* Begin Information shown *

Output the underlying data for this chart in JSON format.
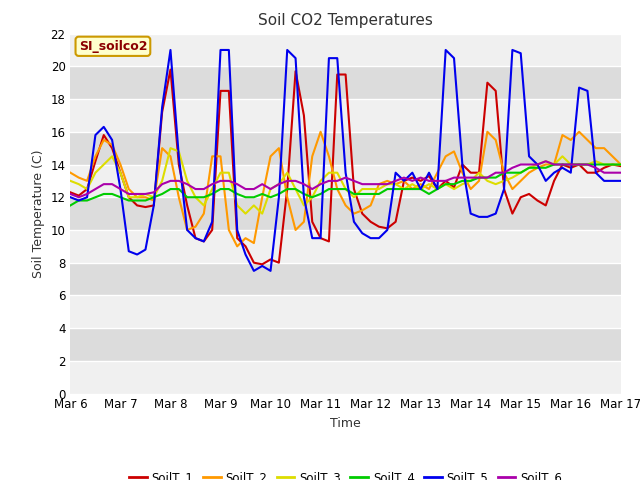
{
  "title": "Soil CO2 Temperatures",
  "xlabel": "Time",
  "ylabel": "Soil Temperature (C)",
  "annotation": "SI_soilco2",
  "ylim": [
    0,
    22
  ],
  "yticks": [
    0,
    2,
    4,
    6,
    8,
    10,
    12,
    14,
    16,
    18,
    20,
    22
  ],
  "x_labels": [
    "Mar 6",
    "Mar 7",
    "Mar 8",
    "Mar 9",
    "Mar 10",
    "Mar 11",
    "Mar 12",
    "Mar 13",
    "Mar 14",
    "Mar 15",
    "Mar 16",
    "Mar 17"
  ],
  "colors": {
    "SoilT_1": "#cc0000",
    "SoilT_2": "#ff9900",
    "SoilT_3": "#dddd00",
    "SoilT_4": "#00cc00",
    "SoilT_5": "#0000ee",
    "SoilT_6": "#aa00aa"
  },
  "fig_bg": "#ffffff",
  "plot_bg_dark": "#dcdcdc",
  "plot_bg_light": "#f0f0f0",
  "grid_color": "#ffffff",
  "SoilT_1": [
    12.3,
    12.1,
    12.5,
    14.2,
    15.8,
    15.0,
    13.5,
    12.0,
    11.5,
    11.4,
    11.5,
    17.2,
    19.8,
    14.0,
    11.5,
    9.5,
    9.3,
    10.0,
    18.5,
    18.5,
    9.5,
    9.0,
    8.0,
    7.9,
    8.2,
    8.0,
    12.5,
    19.7,
    17.0,
    10.5,
    9.5,
    9.3,
    19.5,
    19.5,
    12.5,
    11.0,
    10.5,
    10.2,
    10.1,
    10.5,
    13.0,
    13.2,
    13.0,
    13.3,
    12.5,
    13.0,
    12.6,
    14.0,
    13.5,
    13.5,
    19.0,
    18.5,
    12.5,
    11.0,
    12.0,
    12.2,
    11.8,
    11.5,
    13.0,
    14.0,
    13.8,
    14.0,
    13.5,
    13.5,
    13.8,
    14.0,
    13.9
  ],
  "SoilT_2": [
    13.5,
    13.2,
    13.0,
    14.5,
    15.5,
    15.2,
    14.0,
    12.5,
    12.0,
    12.0,
    11.8,
    15.0,
    14.5,
    12.0,
    10.0,
    10.2,
    11.0,
    14.5,
    14.5,
    10.0,
    9.0,
    9.5,
    9.2,
    12.0,
    14.5,
    15.0,
    12.0,
    10.0,
    10.5,
    14.5,
    16.0,
    14.5,
    12.5,
    11.5,
    11.0,
    11.2,
    11.5,
    12.8,
    13.0,
    12.8,
    13.0,
    12.5,
    12.8,
    12.5,
    13.5,
    14.5,
    14.8,
    13.5,
    12.5,
    13.0,
    16.0,
    15.5,
    13.5,
    12.5,
    13.0,
    13.5,
    13.8,
    14.0,
    14.0,
    15.8,
    15.5,
    16.0,
    15.5,
    15.0,
    15.0,
    14.5,
    14.0
  ],
  "SoilT_3": [
    13.0,
    12.8,
    12.5,
    13.5,
    14.0,
    14.5,
    13.5,
    12.0,
    12.0,
    12.2,
    12.0,
    13.0,
    15.0,
    14.8,
    13.0,
    12.0,
    11.5,
    12.5,
    13.5,
    13.5,
    11.5,
    11.0,
    11.5,
    11.0,
    12.5,
    12.8,
    13.5,
    12.5,
    11.5,
    12.0,
    13.0,
    13.5,
    13.5,
    12.5,
    12.0,
    12.5,
    12.5,
    12.5,
    12.8,
    12.8,
    12.5,
    12.8,
    12.5,
    12.8,
    12.5,
    12.8,
    12.5,
    12.8,
    13.0,
    13.5,
    13.0,
    12.8,
    13.0,
    13.2,
    13.5,
    13.8,
    14.0,
    14.2,
    14.0,
    14.5,
    14.0,
    14.0,
    14.0,
    14.2,
    14.0,
    14.0,
    14.0
  ],
  "SoilT_4": [
    11.5,
    11.8,
    11.8,
    12.0,
    12.2,
    12.2,
    12.0,
    11.8,
    11.8,
    11.8,
    12.0,
    12.2,
    12.5,
    12.5,
    12.0,
    12.0,
    12.0,
    12.2,
    12.5,
    12.5,
    12.2,
    12.0,
    12.0,
    12.2,
    12.0,
    12.2,
    12.5,
    12.5,
    12.2,
    12.0,
    12.2,
    12.5,
    12.5,
    12.5,
    12.2,
    12.2,
    12.2,
    12.2,
    12.5,
    12.5,
    12.5,
    12.5,
    12.5,
    12.2,
    12.5,
    12.8,
    12.8,
    13.0,
    13.0,
    13.2,
    13.2,
    13.2,
    13.5,
    13.5,
    13.5,
    13.8,
    13.8,
    13.8,
    14.0,
    14.0,
    14.0,
    14.0,
    14.0,
    14.0,
    14.0,
    14.0,
    14.0
  ],
  "SoilT_5": [
    12.0,
    11.8,
    12.0,
    15.8,
    16.3,
    15.5,
    12.5,
    8.7,
    8.5,
    8.8,
    11.5,
    17.5,
    21.0,
    14.5,
    10.0,
    9.5,
    9.3,
    10.5,
    21.0,
    21.0,
    10.0,
    8.5,
    7.5,
    7.8,
    7.5,
    12.0,
    21.0,
    20.5,
    12.0,
    9.5,
    9.5,
    20.5,
    20.5,
    13.5,
    10.5,
    9.8,
    9.5,
    9.5,
    10.0,
    13.5,
    13.0,
    13.5,
    12.5,
    13.5,
    12.5,
    21.0,
    20.5,
    14.0,
    11.0,
    10.8,
    10.8,
    11.0,
    12.5,
    21.0,
    20.8,
    14.5,
    14.0,
    13.0,
    13.5,
    13.8,
    13.5,
    18.7,
    18.5,
    13.5,
    13.0,
    13.0,
    13.0
  ],
  "SoilT_6": [
    12.2,
    12.0,
    12.2,
    12.5,
    12.8,
    12.8,
    12.5,
    12.2,
    12.2,
    12.2,
    12.3,
    12.8,
    13.0,
    13.0,
    12.8,
    12.5,
    12.5,
    12.8,
    13.0,
    13.0,
    12.8,
    12.5,
    12.5,
    12.8,
    12.5,
    12.8,
    13.0,
    13.0,
    12.8,
    12.5,
    12.8,
    13.0,
    13.0,
    13.2,
    13.0,
    12.8,
    12.8,
    12.8,
    12.8,
    13.0,
    13.2,
    13.0,
    13.2,
    13.0,
    13.0,
    13.0,
    13.2,
    13.2,
    13.2,
    13.2,
    13.2,
    13.5,
    13.5,
    13.8,
    14.0,
    14.0,
    14.0,
    14.2,
    14.0,
    14.0,
    14.0,
    14.0,
    14.0,
    13.8,
    13.5,
    13.5,
    13.5
  ]
}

* End Information shown *

Leave every image out, and retype the material exactly.

Output the underlying data for this chart in JSON format.
{
  "title": "Soil CO2 Temperatures",
  "xlabel": "Time",
  "ylabel": "Soil Temperature (C)",
  "annotation": "SI_soilco2",
  "ylim": [
    0,
    22
  ],
  "yticks": [
    0,
    2,
    4,
    6,
    8,
    10,
    12,
    14,
    16,
    18,
    20,
    22
  ],
  "x_labels": [
    "Mar 6",
    "Mar 7",
    "Mar 8",
    "Mar 9",
    "Mar 10",
    "Mar 11",
    "Mar 12",
    "Mar 13",
    "Mar 14",
    "Mar 15",
    "Mar 16",
    "Mar 17"
  ],
  "colors": {
    "SoilT_1": "#cc0000",
    "SoilT_2": "#ff9900",
    "SoilT_3": "#dddd00",
    "SoilT_4": "#00cc00",
    "SoilT_5": "#0000ee",
    "SoilT_6": "#aa00aa"
  },
  "fig_bg": "#ffffff",
  "plot_bg_dark": "#dcdcdc",
  "plot_bg_light": "#f0f0f0",
  "grid_color": "#ffffff",
  "SoilT_1": [
    12.3,
    12.1,
    12.5,
    14.2,
    15.8,
    15.0,
    13.5,
    12.0,
    11.5,
    11.4,
    11.5,
    17.2,
    19.8,
    14.0,
    11.5,
    9.5,
    9.3,
    10.0,
    18.5,
    18.5,
    9.5,
    9.0,
    8.0,
    7.9,
    8.2,
    8.0,
    12.5,
    19.7,
    17.0,
    10.5,
    9.5,
    9.3,
    19.5,
    19.5,
    12.5,
    11.0,
    10.5,
    10.2,
    10.1,
    10.5,
    13.0,
    13.2,
    13.0,
    13.3,
    12.5,
    13.0,
    12.6,
    14.0,
    13.5,
    13.5,
    19.0,
    18.5,
    12.5,
    11.0,
    12.0,
    12.2,
    11.8,
    11.5,
    13.0,
    14.0,
    13.8,
    14.0,
    13.5,
    13.5,
    13.8,
    14.0,
    13.9
  ],
  "SoilT_2": [
    13.5,
    13.2,
    13.0,
    14.5,
    15.5,
    15.2,
    14.0,
    12.5,
    12.0,
    12.0,
    11.8,
    15.0,
    14.5,
    12.0,
    10.0,
    10.2,
    11.0,
    14.5,
    14.5,
    10.0,
    9.0,
    9.5,
    9.2,
    12.0,
    14.5,
    15.0,
    12.0,
    10.0,
    10.5,
    14.5,
    16.0,
    14.5,
    12.5,
    11.5,
    11.0,
    11.2,
    11.5,
    12.8,
    13.0,
    12.8,
    13.0,
    12.5,
    12.8,
    12.5,
    13.5,
    14.5,
    14.8,
    13.5,
    12.5,
    13.0,
    16.0,
    15.5,
    13.5,
    12.5,
    13.0,
    13.5,
    13.8,
    14.0,
    14.0,
    15.8,
    15.5,
    16.0,
    15.5,
    15.0,
    15.0,
    14.5,
    14.0
  ],
  "SoilT_3": [
    13.0,
    12.8,
    12.5,
    13.5,
    14.0,
    14.5,
    13.5,
    12.0,
    12.0,
    12.2,
    12.0,
    13.0,
    15.0,
    14.8,
    13.0,
    12.0,
    11.5,
    12.5,
    13.5,
    13.5,
    11.5,
    11.0,
    11.5,
    11.0,
    12.5,
    12.8,
    13.5,
    12.5,
    11.5,
    12.0,
    13.0,
    13.5,
    13.5,
    12.5,
    12.0,
    12.5,
    12.5,
    12.5,
    12.8,
    12.8,
    12.5,
    12.8,
    12.5,
    12.8,
    12.5,
    12.8,
    12.5,
    12.8,
    13.0,
    13.5,
    13.0,
    12.8,
    13.0,
    13.2,
    13.5,
    13.8,
    14.0,
    14.2,
    14.0,
    14.5,
    14.0,
    14.0,
    14.0,
    14.2,
    14.0,
    14.0,
    14.0
  ],
  "SoilT_4": [
    11.5,
    11.8,
    11.8,
    12.0,
    12.2,
    12.2,
    12.0,
    11.8,
    11.8,
    11.8,
    12.0,
    12.2,
    12.5,
    12.5,
    12.0,
    12.0,
    12.0,
    12.2,
    12.5,
    12.5,
    12.2,
    12.0,
    12.0,
    12.2,
    12.0,
    12.2,
    12.5,
    12.5,
    12.2,
    12.0,
    12.2,
    12.5,
    12.5,
    12.5,
    12.2,
    12.2,
    12.2,
    12.2,
    12.5,
    12.5,
    12.5,
    12.5,
    12.5,
    12.2,
    12.5,
    12.8,
    12.8,
    13.0,
    13.0,
    13.2,
    13.2,
    13.2,
    13.5,
    13.5,
    13.5,
    13.8,
    13.8,
    13.8,
    14.0,
    14.0,
    14.0,
    14.0,
    14.0,
    14.0,
    14.0,
    14.0,
    14.0
  ],
  "SoilT_5": [
    12.0,
    11.8,
    12.0,
    15.8,
    16.3,
    15.5,
    12.5,
    8.7,
    8.5,
    8.8,
    11.5,
    17.5,
    21.0,
    14.5,
    10.0,
    9.5,
    9.3,
    10.5,
    21.0,
    21.0,
    10.0,
    8.5,
    7.5,
    7.8,
    7.5,
    12.0,
    21.0,
    20.5,
    12.0,
    9.5,
    9.5,
    20.5,
    20.5,
    13.5,
    10.5,
    9.8,
    9.5,
    9.5,
    10.0,
    13.5,
    13.0,
    13.5,
    12.5,
    13.5,
    12.5,
    21.0,
    20.5,
    14.0,
    11.0,
    10.8,
    10.8,
    11.0,
    12.5,
    21.0,
    20.8,
    14.5,
    14.0,
    13.0,
    13.5,
    13.8,
    13.5,
    18.7,
    18.5,
    13.5,
    13.0,
    13.0,
    13.0
  ],
  "SoilT_6": [
    12.2,
    12.0,
    12.2,
    12.5,
    12.8,
    12.8,
    12.5,
    12.2,
    12.2,
    12.2,
    12.3,
    12.8,
    13.0,
    13.0,
    12.8,
    12.5,
    12.5,
    12.8,
    13.0,
    13.0,
    12.8,
    12.5,
    12.5,
    12.8,
    12.5,
    12.8,
    13.0,
    13.0,
    12.8,
    12.5,
    12.8,
    13.0,
    13.0,
    13.2,
    13.0,
    12.8,
    12.8,
    12.8,
    12.8,
    13.0,
    13.2,
    13.0,
    13.2,
    13.0,
    13.0,
    13.0,
    13.2,
    13.2,
    13.2,
    13.2,
    13.2,
    13.5,
    13.5,
    13.8,
    14.0,
    14.0,
    14.0,
    14.2,
    14.0,
    14.0,
    14.0,
    14.0,
    14.0,
    13.8,
    13.5,
    13.5,
    13.5
  ]
}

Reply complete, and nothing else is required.